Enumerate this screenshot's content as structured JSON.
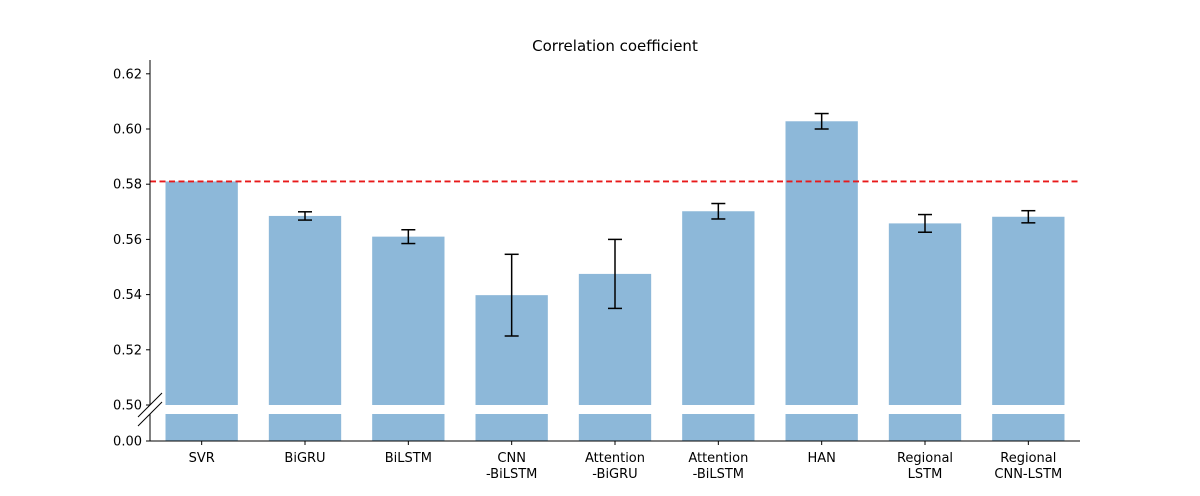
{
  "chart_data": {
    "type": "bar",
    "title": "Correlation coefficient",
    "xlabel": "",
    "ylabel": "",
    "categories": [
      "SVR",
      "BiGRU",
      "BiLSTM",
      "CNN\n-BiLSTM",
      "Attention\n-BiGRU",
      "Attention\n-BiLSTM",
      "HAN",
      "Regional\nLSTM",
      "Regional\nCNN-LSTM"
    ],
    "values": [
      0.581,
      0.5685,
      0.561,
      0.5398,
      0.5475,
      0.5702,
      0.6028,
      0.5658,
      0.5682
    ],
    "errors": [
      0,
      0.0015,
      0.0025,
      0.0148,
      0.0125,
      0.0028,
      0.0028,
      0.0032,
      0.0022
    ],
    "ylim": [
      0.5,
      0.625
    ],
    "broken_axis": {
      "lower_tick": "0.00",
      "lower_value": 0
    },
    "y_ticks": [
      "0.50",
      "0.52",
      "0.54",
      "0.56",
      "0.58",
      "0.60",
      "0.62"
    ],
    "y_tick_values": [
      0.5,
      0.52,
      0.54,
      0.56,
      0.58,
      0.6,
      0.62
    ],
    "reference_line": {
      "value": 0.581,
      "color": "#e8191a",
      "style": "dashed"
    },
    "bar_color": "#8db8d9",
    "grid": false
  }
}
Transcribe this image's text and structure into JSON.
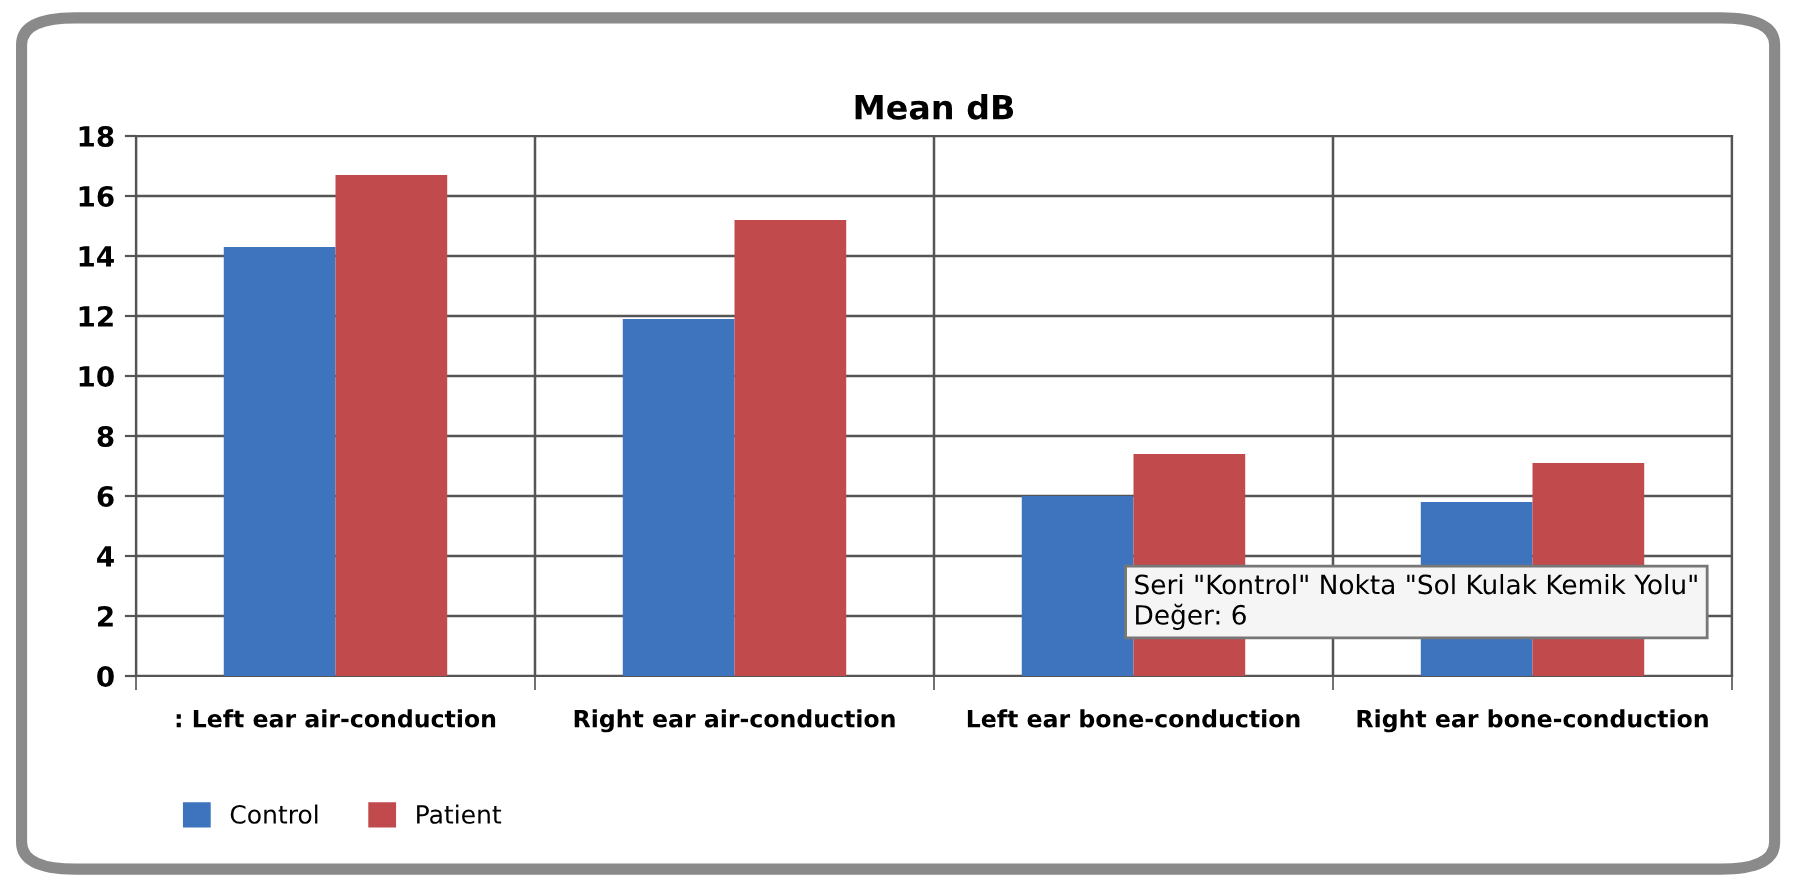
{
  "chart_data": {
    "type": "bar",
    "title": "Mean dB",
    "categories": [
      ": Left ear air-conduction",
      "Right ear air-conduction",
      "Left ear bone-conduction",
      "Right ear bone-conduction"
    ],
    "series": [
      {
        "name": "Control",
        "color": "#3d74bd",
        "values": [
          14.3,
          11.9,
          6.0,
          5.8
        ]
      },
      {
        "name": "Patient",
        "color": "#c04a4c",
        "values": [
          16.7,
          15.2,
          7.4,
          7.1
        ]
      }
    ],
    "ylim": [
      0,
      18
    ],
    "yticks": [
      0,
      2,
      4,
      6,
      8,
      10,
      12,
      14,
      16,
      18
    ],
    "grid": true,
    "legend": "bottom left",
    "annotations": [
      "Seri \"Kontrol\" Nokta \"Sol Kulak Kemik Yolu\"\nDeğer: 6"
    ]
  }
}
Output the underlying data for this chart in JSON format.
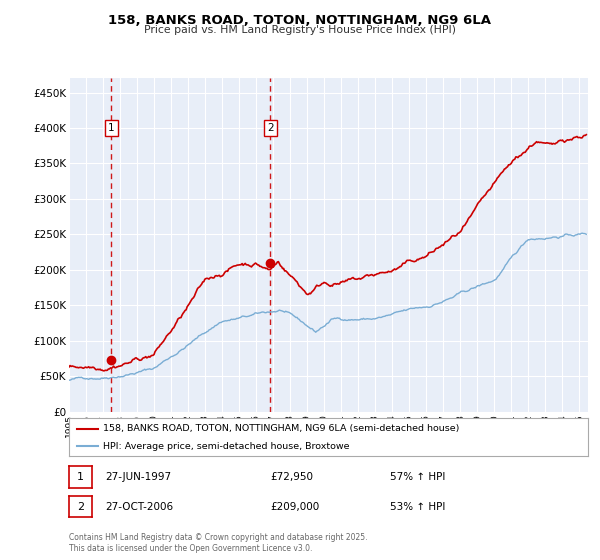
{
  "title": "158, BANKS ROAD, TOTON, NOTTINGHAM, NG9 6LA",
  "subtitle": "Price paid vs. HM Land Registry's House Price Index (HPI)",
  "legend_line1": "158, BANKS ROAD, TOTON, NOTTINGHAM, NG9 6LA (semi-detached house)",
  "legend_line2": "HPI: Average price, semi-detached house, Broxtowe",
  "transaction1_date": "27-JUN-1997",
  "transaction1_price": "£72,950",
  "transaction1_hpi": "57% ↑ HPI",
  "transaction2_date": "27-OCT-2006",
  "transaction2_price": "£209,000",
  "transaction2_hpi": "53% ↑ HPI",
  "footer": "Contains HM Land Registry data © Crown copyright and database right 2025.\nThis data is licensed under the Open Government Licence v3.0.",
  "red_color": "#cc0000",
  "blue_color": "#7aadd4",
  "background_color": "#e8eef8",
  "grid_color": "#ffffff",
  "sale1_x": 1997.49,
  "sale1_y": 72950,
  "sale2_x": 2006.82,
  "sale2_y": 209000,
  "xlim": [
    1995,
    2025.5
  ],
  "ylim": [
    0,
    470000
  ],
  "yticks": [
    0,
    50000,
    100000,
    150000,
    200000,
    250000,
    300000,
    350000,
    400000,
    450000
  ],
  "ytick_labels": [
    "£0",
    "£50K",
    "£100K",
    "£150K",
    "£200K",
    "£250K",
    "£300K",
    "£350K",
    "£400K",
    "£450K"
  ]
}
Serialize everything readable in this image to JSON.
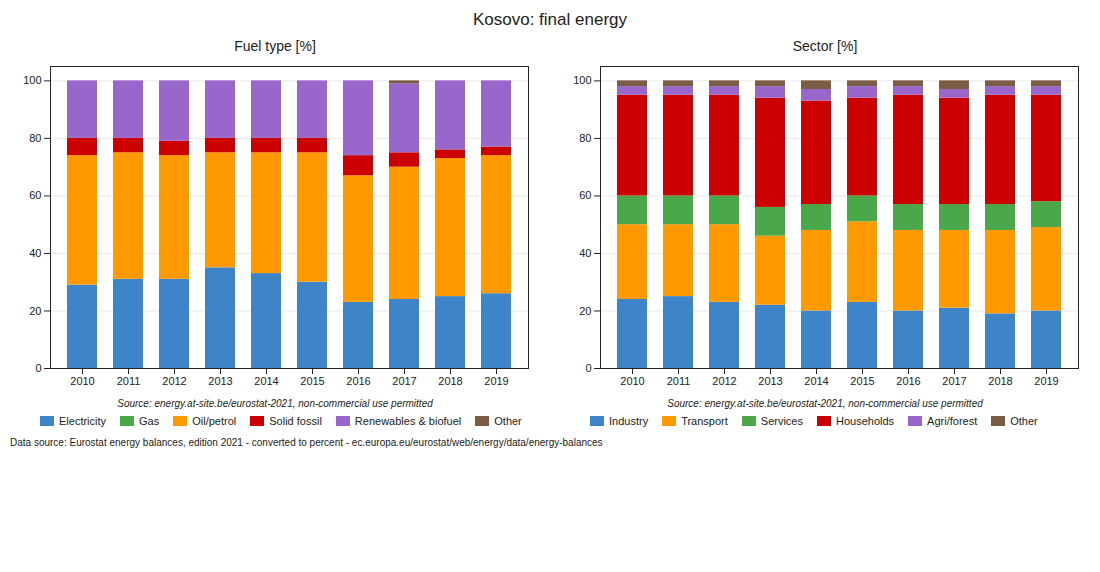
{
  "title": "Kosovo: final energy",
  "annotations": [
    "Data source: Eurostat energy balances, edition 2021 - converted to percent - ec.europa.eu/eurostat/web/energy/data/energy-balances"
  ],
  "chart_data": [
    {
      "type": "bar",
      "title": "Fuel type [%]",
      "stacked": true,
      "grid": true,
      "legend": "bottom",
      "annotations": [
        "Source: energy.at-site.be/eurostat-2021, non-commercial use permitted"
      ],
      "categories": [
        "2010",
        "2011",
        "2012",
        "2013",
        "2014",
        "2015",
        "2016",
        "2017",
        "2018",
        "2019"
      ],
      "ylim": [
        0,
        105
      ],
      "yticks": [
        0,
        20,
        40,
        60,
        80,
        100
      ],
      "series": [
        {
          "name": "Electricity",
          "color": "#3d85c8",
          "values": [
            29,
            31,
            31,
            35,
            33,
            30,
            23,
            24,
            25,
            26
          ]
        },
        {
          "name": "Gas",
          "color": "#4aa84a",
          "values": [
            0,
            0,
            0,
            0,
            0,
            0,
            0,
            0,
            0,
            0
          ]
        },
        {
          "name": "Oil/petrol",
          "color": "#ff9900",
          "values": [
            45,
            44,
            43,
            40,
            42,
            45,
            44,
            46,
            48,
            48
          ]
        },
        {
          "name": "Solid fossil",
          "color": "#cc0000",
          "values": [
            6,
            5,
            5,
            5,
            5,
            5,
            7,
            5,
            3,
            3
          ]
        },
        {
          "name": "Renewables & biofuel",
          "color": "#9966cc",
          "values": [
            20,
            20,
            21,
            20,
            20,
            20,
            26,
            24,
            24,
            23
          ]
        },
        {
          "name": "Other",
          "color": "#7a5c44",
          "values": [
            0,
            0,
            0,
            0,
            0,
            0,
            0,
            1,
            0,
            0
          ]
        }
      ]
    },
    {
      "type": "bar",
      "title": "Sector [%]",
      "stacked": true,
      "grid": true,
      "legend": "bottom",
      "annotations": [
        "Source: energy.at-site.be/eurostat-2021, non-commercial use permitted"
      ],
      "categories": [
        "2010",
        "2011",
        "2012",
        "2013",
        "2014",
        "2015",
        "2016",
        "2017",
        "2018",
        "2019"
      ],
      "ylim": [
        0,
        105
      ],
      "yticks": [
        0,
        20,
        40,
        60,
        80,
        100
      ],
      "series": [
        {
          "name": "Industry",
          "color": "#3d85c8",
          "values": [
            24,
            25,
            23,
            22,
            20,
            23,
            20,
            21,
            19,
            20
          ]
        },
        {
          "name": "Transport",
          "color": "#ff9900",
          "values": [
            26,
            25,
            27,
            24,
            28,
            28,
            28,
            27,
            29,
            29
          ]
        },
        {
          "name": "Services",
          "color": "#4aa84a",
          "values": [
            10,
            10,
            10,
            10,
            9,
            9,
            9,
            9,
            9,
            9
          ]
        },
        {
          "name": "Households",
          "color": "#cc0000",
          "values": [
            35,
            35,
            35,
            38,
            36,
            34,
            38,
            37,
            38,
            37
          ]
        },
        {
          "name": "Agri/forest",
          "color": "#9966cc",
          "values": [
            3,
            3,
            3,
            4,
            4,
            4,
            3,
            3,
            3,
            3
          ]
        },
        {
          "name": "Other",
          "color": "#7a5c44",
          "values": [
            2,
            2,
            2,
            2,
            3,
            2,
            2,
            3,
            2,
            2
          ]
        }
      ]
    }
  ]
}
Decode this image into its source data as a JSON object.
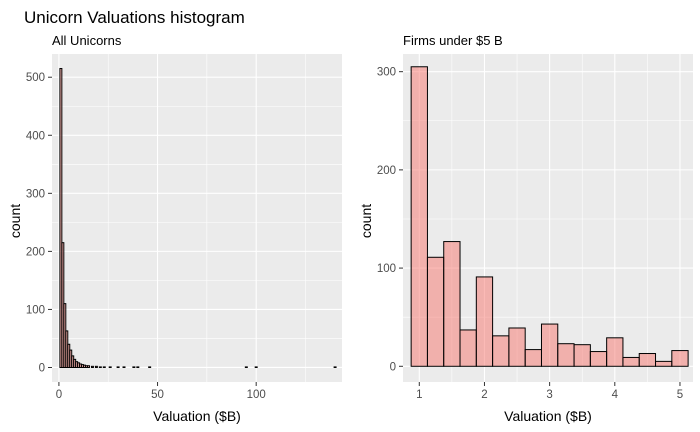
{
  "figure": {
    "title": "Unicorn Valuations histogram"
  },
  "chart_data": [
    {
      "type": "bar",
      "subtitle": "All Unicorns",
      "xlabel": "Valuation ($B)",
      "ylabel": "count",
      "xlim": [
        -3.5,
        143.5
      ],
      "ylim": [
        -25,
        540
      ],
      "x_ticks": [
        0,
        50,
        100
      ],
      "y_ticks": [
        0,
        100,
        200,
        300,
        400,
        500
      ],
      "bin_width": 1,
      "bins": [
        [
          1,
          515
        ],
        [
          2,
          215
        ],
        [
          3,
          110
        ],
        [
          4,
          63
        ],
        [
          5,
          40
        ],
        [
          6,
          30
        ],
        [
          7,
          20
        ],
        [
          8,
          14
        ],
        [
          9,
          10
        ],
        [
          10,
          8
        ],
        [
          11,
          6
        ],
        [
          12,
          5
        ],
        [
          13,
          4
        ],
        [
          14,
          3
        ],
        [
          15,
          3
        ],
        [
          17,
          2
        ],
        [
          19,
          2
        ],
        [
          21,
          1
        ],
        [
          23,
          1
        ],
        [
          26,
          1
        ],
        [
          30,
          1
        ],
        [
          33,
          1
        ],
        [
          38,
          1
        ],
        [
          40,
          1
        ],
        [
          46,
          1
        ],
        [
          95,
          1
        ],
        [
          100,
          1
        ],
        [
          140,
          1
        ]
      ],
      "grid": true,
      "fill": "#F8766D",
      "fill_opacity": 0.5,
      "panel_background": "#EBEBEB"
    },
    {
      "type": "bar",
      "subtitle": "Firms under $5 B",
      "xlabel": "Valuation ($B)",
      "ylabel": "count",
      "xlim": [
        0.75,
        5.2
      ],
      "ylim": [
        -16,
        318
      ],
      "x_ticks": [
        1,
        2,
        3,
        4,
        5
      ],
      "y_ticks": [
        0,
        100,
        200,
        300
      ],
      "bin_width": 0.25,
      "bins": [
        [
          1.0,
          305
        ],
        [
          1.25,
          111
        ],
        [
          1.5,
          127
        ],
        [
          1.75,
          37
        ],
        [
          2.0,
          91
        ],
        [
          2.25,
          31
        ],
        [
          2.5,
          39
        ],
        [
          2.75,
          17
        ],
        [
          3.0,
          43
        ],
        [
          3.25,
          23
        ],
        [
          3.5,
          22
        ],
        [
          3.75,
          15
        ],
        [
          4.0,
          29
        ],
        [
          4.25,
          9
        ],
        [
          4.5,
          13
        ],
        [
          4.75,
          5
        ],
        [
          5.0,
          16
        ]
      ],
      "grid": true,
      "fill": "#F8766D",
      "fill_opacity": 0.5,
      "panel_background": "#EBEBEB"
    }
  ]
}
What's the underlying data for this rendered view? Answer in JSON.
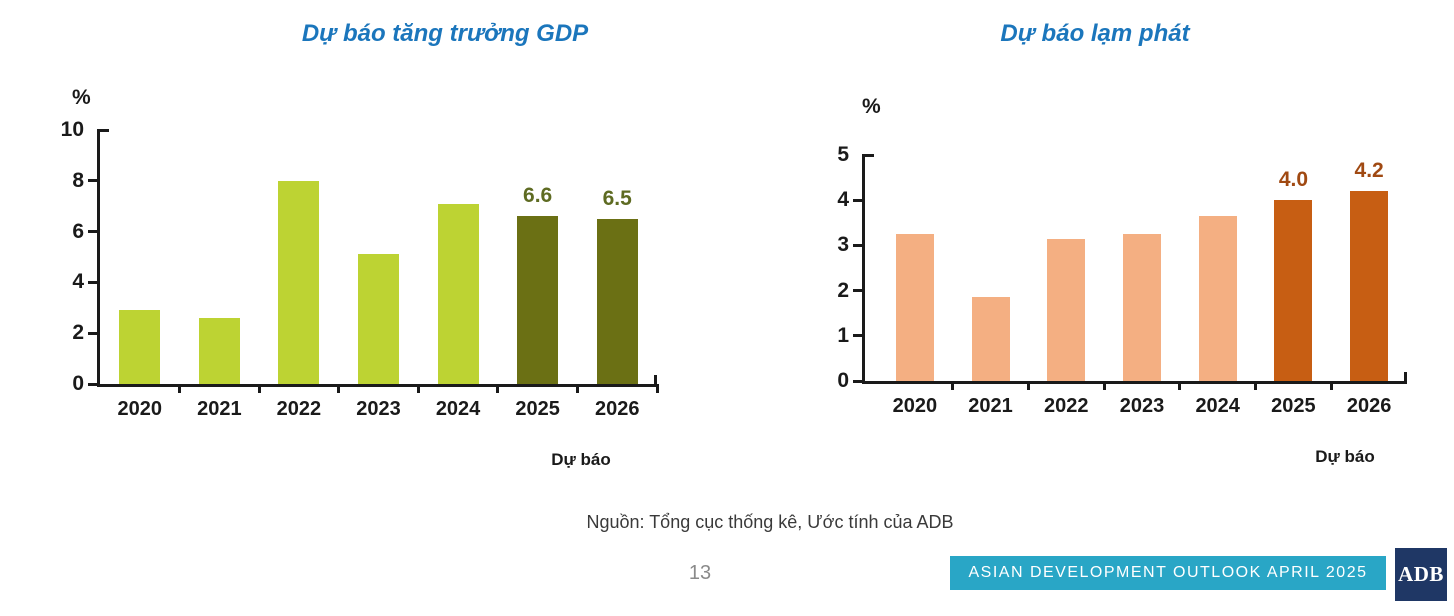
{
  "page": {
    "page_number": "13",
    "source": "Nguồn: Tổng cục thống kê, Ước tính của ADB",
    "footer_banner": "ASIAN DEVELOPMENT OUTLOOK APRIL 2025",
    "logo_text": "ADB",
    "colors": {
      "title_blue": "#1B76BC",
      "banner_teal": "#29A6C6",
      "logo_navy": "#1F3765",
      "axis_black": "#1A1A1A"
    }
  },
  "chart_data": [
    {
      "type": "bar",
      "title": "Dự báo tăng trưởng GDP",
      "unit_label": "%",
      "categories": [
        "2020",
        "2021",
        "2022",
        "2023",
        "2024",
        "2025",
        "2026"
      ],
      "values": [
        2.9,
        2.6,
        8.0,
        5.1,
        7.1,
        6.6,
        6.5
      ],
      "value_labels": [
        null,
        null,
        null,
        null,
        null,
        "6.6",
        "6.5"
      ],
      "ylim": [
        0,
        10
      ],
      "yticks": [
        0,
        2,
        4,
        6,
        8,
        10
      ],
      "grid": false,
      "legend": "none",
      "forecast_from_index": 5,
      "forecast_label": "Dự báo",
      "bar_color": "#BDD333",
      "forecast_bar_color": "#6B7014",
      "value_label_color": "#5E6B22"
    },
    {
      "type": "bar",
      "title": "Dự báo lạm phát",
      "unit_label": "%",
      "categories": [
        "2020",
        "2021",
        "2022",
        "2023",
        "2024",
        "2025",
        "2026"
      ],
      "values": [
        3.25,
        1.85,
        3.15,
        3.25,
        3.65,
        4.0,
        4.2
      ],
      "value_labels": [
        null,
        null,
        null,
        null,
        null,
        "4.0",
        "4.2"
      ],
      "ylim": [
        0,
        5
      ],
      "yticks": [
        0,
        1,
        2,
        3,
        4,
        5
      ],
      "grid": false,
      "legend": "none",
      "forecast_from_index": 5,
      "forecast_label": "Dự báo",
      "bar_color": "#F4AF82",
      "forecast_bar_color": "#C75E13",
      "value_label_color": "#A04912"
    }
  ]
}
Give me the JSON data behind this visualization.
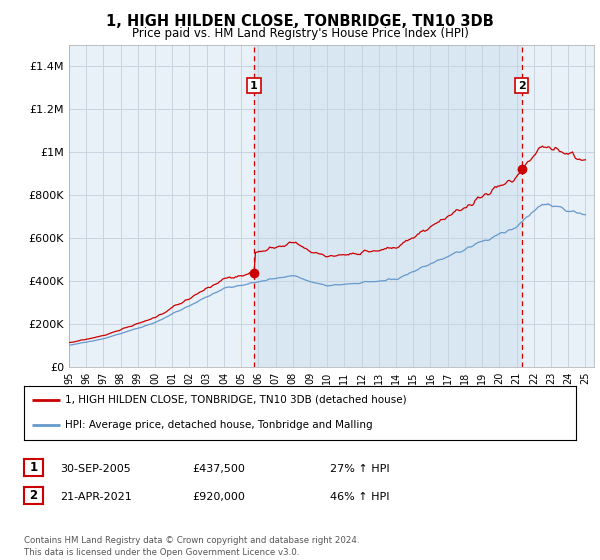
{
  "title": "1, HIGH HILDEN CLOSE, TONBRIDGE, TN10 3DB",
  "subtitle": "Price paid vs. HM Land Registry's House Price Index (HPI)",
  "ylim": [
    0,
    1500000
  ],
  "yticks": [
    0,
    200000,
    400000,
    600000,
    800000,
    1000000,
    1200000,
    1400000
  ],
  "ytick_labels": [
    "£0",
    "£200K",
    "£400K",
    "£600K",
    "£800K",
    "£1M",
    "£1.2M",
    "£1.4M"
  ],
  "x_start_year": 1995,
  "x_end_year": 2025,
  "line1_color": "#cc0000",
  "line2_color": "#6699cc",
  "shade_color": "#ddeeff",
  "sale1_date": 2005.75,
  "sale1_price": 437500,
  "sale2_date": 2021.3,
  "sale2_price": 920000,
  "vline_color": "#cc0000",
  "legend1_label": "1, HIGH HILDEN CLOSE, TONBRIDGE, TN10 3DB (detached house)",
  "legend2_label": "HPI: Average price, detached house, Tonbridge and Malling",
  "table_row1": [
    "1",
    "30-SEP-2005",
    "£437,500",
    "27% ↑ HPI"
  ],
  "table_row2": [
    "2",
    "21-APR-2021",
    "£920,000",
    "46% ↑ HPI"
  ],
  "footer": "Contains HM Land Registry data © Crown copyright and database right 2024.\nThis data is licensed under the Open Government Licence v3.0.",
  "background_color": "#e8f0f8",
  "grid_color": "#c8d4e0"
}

——

*What the exercise asks*
Pick out the lines containing the string "licensed".

*Response to the task*
  "footer": "Contains HM Land Registry data © Crown copyright and database right 2025.\nThis data is licensed under the Open Government Licence v3.0.",
  "footer": "Contains HM Land Registry data © Crown copyright and database right 2024.\nThis data is licensed under the Open Government Licence v3.0.",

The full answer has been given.